- _Task brief_
Make an exact copy of the lines below.

- _Supplied records_
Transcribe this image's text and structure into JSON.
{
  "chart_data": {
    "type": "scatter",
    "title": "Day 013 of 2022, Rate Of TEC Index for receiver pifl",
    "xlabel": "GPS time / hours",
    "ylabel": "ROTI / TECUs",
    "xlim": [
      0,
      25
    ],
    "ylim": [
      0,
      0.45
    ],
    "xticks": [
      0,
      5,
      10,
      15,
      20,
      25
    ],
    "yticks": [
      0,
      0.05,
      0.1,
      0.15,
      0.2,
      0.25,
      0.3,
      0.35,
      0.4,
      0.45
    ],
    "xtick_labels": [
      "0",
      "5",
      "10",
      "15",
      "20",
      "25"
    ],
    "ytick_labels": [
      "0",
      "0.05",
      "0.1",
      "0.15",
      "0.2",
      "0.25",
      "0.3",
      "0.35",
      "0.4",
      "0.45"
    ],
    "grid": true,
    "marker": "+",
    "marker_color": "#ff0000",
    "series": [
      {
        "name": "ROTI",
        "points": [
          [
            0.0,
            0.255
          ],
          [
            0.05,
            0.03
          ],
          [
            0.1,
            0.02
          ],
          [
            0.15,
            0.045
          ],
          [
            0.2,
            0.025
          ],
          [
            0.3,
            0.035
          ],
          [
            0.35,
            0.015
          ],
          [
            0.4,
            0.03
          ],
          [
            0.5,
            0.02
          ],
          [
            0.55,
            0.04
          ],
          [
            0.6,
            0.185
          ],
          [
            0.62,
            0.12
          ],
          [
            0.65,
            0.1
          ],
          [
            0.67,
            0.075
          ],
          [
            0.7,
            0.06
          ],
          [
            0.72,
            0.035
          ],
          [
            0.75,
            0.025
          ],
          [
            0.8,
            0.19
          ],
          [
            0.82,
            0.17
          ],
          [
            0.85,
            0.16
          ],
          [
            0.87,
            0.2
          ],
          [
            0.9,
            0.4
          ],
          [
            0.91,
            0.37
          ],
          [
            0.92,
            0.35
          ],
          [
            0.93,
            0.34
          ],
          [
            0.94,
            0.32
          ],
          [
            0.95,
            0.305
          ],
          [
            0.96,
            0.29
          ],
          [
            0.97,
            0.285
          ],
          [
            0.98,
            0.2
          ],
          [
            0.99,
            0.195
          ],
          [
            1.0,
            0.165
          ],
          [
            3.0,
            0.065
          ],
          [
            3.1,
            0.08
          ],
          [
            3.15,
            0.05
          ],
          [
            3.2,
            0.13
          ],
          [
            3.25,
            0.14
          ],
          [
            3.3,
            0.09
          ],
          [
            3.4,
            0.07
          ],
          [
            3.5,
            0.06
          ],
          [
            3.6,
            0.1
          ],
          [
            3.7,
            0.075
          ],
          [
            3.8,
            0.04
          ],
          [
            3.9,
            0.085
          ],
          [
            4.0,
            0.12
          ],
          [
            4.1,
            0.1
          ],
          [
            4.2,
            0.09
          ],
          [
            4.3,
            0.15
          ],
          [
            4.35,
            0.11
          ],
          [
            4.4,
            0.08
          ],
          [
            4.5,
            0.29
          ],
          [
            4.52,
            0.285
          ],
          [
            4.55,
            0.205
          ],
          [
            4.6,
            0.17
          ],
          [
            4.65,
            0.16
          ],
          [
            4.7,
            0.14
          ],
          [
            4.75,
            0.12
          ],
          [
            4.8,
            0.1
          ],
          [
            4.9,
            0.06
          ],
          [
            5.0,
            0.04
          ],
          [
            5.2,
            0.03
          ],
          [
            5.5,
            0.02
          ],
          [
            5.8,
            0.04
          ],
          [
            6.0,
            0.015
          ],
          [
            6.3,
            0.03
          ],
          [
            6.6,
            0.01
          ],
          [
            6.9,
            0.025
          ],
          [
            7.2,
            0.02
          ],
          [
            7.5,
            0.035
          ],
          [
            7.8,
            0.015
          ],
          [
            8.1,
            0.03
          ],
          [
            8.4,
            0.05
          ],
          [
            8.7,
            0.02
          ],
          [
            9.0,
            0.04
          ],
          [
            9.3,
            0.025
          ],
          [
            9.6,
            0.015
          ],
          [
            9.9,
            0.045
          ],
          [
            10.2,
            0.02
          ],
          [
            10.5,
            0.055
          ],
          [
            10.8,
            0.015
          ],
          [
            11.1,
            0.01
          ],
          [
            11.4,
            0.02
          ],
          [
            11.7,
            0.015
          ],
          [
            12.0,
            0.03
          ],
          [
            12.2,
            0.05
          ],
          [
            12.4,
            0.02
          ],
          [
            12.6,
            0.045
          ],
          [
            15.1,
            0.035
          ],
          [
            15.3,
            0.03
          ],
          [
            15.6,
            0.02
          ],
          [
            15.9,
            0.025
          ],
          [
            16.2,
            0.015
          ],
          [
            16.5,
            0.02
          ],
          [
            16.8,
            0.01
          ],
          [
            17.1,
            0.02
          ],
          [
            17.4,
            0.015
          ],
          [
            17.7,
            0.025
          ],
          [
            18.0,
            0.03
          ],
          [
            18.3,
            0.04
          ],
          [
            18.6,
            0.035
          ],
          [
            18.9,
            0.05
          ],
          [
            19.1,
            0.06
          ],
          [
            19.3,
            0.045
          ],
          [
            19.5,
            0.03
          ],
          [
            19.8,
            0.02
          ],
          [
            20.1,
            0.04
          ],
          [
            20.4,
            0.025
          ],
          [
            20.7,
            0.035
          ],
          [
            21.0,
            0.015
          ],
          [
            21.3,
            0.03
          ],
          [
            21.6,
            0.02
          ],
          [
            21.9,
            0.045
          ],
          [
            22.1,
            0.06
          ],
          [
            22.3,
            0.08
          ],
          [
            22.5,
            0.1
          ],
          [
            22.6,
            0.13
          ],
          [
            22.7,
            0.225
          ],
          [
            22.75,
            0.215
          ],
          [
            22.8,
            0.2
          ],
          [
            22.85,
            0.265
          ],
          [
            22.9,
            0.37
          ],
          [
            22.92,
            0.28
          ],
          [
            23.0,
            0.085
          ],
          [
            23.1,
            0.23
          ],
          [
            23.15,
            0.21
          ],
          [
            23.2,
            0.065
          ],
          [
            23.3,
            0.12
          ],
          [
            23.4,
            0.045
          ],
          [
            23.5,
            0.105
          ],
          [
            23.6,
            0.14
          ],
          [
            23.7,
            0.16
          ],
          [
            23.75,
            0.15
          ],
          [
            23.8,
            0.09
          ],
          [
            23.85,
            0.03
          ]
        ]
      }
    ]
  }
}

- _Response to the task_
Transcribe this image's text and structure into JSON.
{
  "chart_data": {
    "type": "scatter",
    "title": "Day 013 of 2022, Rate Of TEC Index for receiver pifl",
    "xlabel": "GPS time / hours",
    "ylabel": "ROTI / TECUs",
    "xlim": [
      0,
      25
    ],
    "ylim": [
      0,
      0.45
    ],
    "xticks": [
      0,
      5,
      10,
      15,
      20,
      25
    ],
    "yticks": [
      0,
      0.05,
      0.1,
      0.15,
      0.2,
      0.25,
      0.3,
      0.35,
      0.4,
      0.45
    ],
    "xtick_labels": [
      "0",
      "5",
      "10",
      "15",
      "20",
      "25"
    ],
    "ytick_labels": [
      "0",
      "0.05",
      "0.1",
      "0.15",
      "0.2",
      "0.25",
      "0.3",
      "0.35",
      "0.4",
      "0.45"
    ],
    "grid": true,
    "marker": "+",
    "marker_color": "#ff0000",
    "series": [
      {
        "name": "ROTI",
        "points": [
          [
            0.0,
            0.255
          ],
          [
            0.05,
            0.03
          ],
          [
            0.1,
            0.02
          ],
          [
            0.15,
            0.045
          ],
          [
            0.2,
            0.025
          ],
          [
            0.3,
            0.035
          ],
          [
            0.35,
            0.015
          ],
          [
            0.4,
            0.03
          ],
          [
            0.5,
            0.02
          ],
          [
            0.55,
            0.04
          ],
          [
            0.6,
            0.185
          ],
          [
            0.62,
            0.12
          ],
          [
            0.65,
            0.1
          ],
          [
            0.67,
            0.075
          ],
          [
            0.7,
            0.06
          ],
          [
            0.72,
            0.035
          ],
          [
            0.75,
            0.025
          ],
          [
            0.8,
            0.19
          ],
          [
            0.82,
            0.17
          ],
          [
            0.85,
            0.16
          ],
          [
            0.87,
            0.2
          ],
          [
            0.9,
            0.4
          ],
          [
            0.91,
            0.37
          ],
          [
            0.92,
            0.35
          ],
          [
            0.93,
            0.34
          ],
          [
            0.94,
            0.32
          ],
          [
            0.95,
            0.305
          ],
          [
            0.96,
            0.29
          ],
          [
            0.97,
            0.285
          ],
          [
            0.98,
            0.2
          ],
          [
            0.99,
            0.195
          ],
          [
            1.0,
            0.165
          ],
          [
            3.0,
            0.065
          ],
          [
            3.1,
            0.08
          ],
          [
            3.15,
            0.05
          ],
          [
            3.2,
            0.13
          ],
          [
            3.25,
            0.14
          ],
          [
            3.3,
            0.09
          ],
          [
            3.4,
            0.07
          ],
          [
            3.5,
            0.06
          ],
          [
            3.6,
            0.1
          ],
          [
            3.7,
            0.075
          ],
          [
            3.8,
            0.04
          ],
          [
            3.9,
            0.085
          ],
          [
            4.0,
            0.12
          ],
          [
            4.1,
            0.1
          ],
          [
            4.2,
            0.09
          ],
          [
            4.3,
            0.15
          ],
          [
            4.35,
            0.11
          ],
          [
            4.4,
            0.08
          ],
          [
            4.5,
            0.29
          ],
          [
            4.52,
            0.285
          ],
          [
            4.55,
            0.205
          ],
          [
            4.6,
            0.17
          ],
          [
            4.65,
            0.16
          ],
          [
            4.7,
            0.14
          ],
          [
            4.75,
            0.12
          ],
          [
            4.8,
            0.1
          ],
          [
            4.9,
            0.06
          ],
          [
            5.0,
            0.04
          ],
          [
            5.2,
            0.03
          ],
          [
            5.5,
            0.02
          ],
          [
            5.8,
            0.04
          ],
          [
            6.0,
            0.015
          ],
          [
            6.3,
            0.03
          ],
          [
            6.6,
            0.01
          ],
          [
            6.9,
            0.025
          ],
          [
            7.2,
            0.02
          ],
          [
            7.5,
            0.035
          ],
          [
            7.8,
            0.015
          ],
          [
            8.1,
            0.03
          ],
          [
            8.4,
            0.05
          ],
          [
            8.7,
            0.02
          ],
          [
            9.0,
            0.04
          ],
          [
            9.3,
            0.025
          ],
          [
            9.6,
            0.015
          ],
          [
            9.9,
            0.045
          ],
          [
            10.2,
            0.02
          ],
          [
            10.5,
            0.055
          ],
          [
            10.8,
            0.015
          ],
          [
            11.1,
            0.01
          ],
          [
            11.4,
            0.02
          ],
          [
            11.7,
            0.015
          ],
          [
            12.0,
            0.03
          ],
          [
            12.2,
            0.05
          ],
          [
            12.4,
            0.02
          ],
          [
            12.6,
            0.045
          ],
          [
            15.1,
            0.035
          ],
          [
            15.3,
            0.03
          ],
          [
            15.6,
            0.02
          ],
          [
            15.9,
            0.025
          ],
          [
            16.2,
            0.015
          ],
          [
            16.5,
            0.02
          ],
          [
            16.8,
            0.01
          ],
          [
            17.1,
            0.02
          ],
          [
            17.4,
            0.015
          ],
          [
            17.7,
            0.025
          ],
          [
            18.0,
            0.03
          ],
          [
            18.3,
            0.04
          ],
          [
            18.6,
            0.035
          ],
          [
            18.9,
            0.05
          ],
          [
            19.1,
            0.06
          ],
          [
            19.3,
            0.045
          ],
          [
            19.5,
            0.03
          ],
          [
            19.8,
            0.02
          ],
          [
            20.1,
            0.04
          ],
          [
            20.4,
            0.025
          ],
          [
            20.7,
            0.035
          ],
          [
            21.0,
            0.015
          ],
          [
            21.3,
            0.03
          ],
          [
            21.6,
            0.02
          ],
          [
            21.9,
            0.045
          ],
          [
            22.1,
            0.06
          ],
          [
            22.3,
            0.08
          ],
          [
            22.5,
            0.1
          ],
          [
            22.6,
            0.13
          ],
          [
            22.7,
            0.225
          ],
          [
            22.75,
            0.215
          ],
          [
            22.8,
            0.2
          ],
          [
            22.85,
            0.265
          ],
          [
            22.9,
            0.37
          ],
          [
            22.92,
            0.28
          ],
          [
            23.0,
            0.085
          ],
          [
            23.1,
            0.23
          ],
          [
            23.15,
            0.21
          ],
          [
            23.2,
            0.065
          ],
          [
            23.3,
            0.12
          ],
          [
            23.4,
            0.045
          ],
          [
            23.5,
            0.105
          ],
          [
            23.6,
            0.14
          ],
          [
            23.7,
            0.16
          ],
          [
            23.75,
            0.15
          ],
          [
            23.8,
            0.09
          ],
          [
            23.85,
            0.03
          ]
        ]
      }
    ]
  }
}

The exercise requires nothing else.